Extracted data entries

§

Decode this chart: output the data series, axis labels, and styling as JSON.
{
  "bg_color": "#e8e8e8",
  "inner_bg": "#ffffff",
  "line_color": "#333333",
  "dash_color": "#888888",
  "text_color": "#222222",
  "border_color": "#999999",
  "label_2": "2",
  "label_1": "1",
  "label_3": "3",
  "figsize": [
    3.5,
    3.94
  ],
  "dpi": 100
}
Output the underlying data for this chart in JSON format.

§

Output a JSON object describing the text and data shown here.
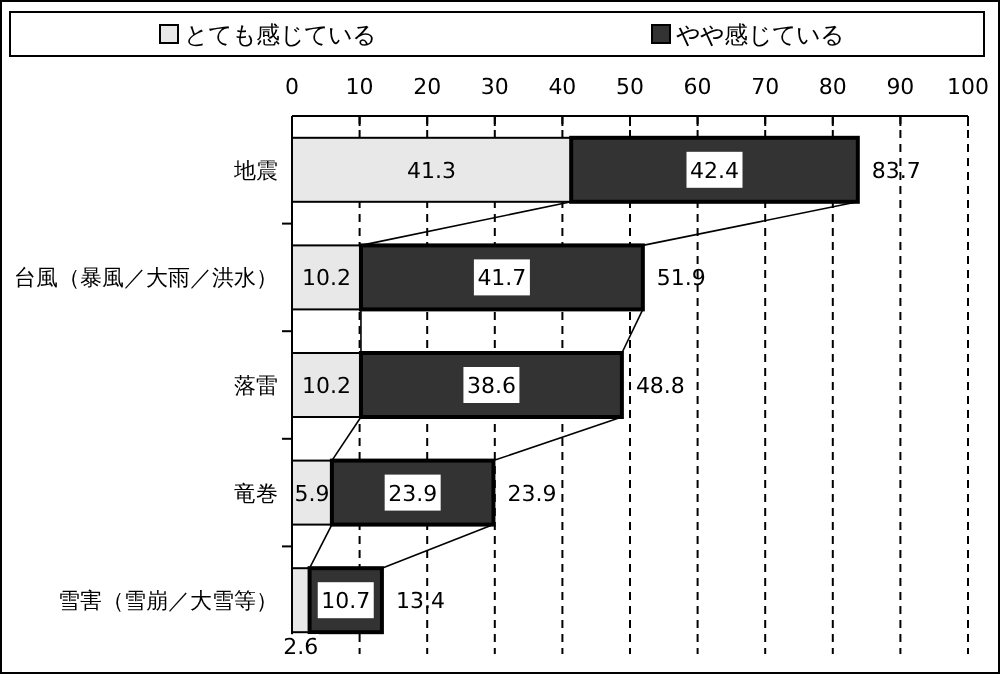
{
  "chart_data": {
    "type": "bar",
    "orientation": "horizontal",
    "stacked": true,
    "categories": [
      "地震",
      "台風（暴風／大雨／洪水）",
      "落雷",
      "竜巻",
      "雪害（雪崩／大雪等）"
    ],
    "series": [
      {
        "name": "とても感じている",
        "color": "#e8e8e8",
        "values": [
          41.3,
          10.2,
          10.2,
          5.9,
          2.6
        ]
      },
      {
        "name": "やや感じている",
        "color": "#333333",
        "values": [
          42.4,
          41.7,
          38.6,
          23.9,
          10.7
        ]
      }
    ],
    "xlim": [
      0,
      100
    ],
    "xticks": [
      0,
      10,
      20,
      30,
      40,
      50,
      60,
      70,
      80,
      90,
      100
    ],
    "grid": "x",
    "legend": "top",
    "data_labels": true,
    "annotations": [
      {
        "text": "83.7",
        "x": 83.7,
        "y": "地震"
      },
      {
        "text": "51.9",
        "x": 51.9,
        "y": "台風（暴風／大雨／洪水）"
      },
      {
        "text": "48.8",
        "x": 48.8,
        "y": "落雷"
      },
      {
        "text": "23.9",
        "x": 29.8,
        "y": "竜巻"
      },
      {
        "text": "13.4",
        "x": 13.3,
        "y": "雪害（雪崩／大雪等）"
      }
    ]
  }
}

§

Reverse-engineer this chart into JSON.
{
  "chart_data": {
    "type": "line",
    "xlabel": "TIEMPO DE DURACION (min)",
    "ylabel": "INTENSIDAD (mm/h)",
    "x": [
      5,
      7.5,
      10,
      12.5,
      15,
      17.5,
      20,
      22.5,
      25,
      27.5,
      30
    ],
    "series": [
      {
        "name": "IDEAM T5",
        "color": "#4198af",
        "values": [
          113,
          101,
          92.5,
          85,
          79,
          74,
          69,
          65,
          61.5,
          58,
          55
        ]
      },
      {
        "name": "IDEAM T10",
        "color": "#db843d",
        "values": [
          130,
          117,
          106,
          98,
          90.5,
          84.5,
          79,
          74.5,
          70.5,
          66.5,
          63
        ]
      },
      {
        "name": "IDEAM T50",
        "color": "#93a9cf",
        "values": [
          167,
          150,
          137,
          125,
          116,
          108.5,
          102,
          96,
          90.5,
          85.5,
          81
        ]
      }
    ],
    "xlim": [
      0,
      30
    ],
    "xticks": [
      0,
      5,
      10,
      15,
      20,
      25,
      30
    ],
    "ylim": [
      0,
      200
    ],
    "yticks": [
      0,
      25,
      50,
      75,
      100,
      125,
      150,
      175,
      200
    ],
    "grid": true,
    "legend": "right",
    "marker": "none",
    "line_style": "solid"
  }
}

§

**Short task**
The lines from the one containing "Decode this chart: output" to the one containing "Output the underlying", both included, are to be extracted exactly; give no other line.

**The result**
Decode this chart: output the data series, axis labels, and styling as JSON.
{
  "bg_color": "#e8e8e8",
  "inner_bg": "#ffffff",
  "line_color": "#333333",
  "dash_color": "#888888",
  "text_color": "#222222",
  "border_color": "#999999",
  "label_2": "2",
  "label_1": "1",
  "label_3": "3",
  "figsize": [
    3.5,
    3.94
  ],
  "dpi": 100
}
Output the underlying data for this chart in JSON format.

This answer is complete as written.